_WRITTEN REQUEST 1_
In the passage on committing to the work of counseling, what should you do when your counselor says "Write this journal or list"?
_WRITTEN REQUEST 2_
Transcribe the passage on committing to the work of counseling, starting at "3. Commit to" and ending at "the NEW pattern.".

_PASSAGE GIVEN_
>>>>>

3. Commit to actually DOING the work, not talking about it. Lots of people miss this one. They talk about “going to a counselor” and they talk about “doing whatever it takes to save our marriage” but then when it comes down to facing themselves in counseling or facing their fears or facing what they’ve truly done…it’s too much and they avoid, run, hide, flee. So right now, purpose in your heart that you KNOW you are going to have to look at YOU and ways YOU perceive things and ways YOU cope with things, and it’s going to be hard and scary…but you are going to DO it. When your counselor says “Write this journal or list”…you do it. When you come up to something that is hard or scary or painful, rather than avoiding it, make a promise in your heart to not run away. Rather than falling into your old pattern (which got you in this mess in the first place), remember and try the NEW pattern.

<<<<<

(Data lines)
>>>>>

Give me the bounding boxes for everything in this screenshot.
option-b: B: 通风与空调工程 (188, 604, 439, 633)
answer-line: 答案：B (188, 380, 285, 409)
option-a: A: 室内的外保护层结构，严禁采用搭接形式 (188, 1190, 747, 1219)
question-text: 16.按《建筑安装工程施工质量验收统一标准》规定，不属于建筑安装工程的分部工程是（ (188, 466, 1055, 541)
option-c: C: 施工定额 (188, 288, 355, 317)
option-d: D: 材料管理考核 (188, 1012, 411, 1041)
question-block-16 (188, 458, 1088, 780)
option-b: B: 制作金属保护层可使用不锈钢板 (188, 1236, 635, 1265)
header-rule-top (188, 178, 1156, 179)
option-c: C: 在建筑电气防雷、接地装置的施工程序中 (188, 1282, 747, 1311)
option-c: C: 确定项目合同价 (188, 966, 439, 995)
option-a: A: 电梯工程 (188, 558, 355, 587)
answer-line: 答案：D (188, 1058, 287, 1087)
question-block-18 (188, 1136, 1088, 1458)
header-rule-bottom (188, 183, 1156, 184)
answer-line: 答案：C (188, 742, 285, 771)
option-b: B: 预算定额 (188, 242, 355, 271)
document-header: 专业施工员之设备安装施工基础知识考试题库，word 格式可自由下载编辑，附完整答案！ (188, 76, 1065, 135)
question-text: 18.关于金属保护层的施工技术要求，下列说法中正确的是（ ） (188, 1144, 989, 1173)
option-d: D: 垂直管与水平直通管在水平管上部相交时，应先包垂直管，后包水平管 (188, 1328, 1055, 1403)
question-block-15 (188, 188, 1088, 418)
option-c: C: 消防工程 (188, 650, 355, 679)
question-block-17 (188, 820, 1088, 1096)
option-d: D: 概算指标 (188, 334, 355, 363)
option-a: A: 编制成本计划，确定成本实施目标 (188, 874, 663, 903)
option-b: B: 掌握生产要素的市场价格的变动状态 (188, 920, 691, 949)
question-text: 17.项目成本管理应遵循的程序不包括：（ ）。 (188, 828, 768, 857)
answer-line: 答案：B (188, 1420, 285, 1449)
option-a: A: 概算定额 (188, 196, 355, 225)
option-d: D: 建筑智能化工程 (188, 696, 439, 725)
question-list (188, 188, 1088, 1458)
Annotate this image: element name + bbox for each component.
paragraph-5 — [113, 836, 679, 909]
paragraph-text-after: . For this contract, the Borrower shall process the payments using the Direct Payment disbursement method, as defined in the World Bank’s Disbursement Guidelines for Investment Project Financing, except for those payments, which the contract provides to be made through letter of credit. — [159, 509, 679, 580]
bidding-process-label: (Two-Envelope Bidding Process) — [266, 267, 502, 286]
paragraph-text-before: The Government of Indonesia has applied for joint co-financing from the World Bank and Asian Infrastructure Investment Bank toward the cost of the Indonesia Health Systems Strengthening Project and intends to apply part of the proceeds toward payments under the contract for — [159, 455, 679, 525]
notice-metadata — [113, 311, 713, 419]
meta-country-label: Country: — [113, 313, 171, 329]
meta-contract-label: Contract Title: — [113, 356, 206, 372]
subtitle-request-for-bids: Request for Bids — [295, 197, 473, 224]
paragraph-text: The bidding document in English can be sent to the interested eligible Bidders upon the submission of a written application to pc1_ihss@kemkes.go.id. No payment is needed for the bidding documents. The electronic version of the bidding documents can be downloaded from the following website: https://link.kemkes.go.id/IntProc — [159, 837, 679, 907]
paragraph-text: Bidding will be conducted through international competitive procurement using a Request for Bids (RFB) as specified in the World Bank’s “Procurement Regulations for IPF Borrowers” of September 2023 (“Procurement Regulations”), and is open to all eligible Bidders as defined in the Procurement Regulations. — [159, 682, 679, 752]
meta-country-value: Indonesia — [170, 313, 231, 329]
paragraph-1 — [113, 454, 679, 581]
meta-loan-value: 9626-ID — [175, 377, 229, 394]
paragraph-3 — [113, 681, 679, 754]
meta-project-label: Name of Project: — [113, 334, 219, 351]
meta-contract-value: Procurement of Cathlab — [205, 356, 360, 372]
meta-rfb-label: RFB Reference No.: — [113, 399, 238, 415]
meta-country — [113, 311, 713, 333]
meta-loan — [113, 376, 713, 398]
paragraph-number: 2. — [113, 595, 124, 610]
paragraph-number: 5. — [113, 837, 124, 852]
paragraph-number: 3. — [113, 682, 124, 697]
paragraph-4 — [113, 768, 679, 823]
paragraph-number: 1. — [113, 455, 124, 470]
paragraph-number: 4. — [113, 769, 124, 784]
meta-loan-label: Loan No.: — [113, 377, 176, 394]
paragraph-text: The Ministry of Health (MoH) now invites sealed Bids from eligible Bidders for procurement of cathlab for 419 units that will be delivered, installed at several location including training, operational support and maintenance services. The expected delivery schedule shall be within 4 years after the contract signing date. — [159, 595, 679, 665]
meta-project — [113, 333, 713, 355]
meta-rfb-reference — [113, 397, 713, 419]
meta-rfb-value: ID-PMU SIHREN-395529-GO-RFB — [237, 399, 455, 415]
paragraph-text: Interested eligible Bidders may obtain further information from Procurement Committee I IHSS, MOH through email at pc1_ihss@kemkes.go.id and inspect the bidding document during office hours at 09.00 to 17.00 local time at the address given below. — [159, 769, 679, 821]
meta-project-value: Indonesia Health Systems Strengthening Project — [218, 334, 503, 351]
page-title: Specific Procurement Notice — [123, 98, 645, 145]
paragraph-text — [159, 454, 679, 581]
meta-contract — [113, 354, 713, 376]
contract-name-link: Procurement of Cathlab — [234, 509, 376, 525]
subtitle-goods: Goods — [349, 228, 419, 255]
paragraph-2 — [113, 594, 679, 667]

<<<<<

_CORRECT RESPONSE 1_
You do it.

_CORRECT RESPONSE 2_
3. Commit to actually DOING the work, not talking about it. Lots of people miss this one. They talk about “going to a counselor” and they talk about “doing whatever it takes to save our marriage” but then when it comes down to facing themselves in counseling or facing their fears or facing what they’ve truly done…it’s too much and they avoid, run, hide, flee. So right now, purpose in your heart that you KNOW you are going to have to look at YOU and ways YOU perceive things and ways YOU cope with things, and it’s going to be hard and scary…but you are going to DO it. When your counselor says “Write this journal or list”…you do it. When you come up to something that is hard or scary or painful, rather than avoiding it, make a promise in your heart to not run away. Rather than falling into your old pattern (which got you in this mess in the first place), remember and try the NEW pattern.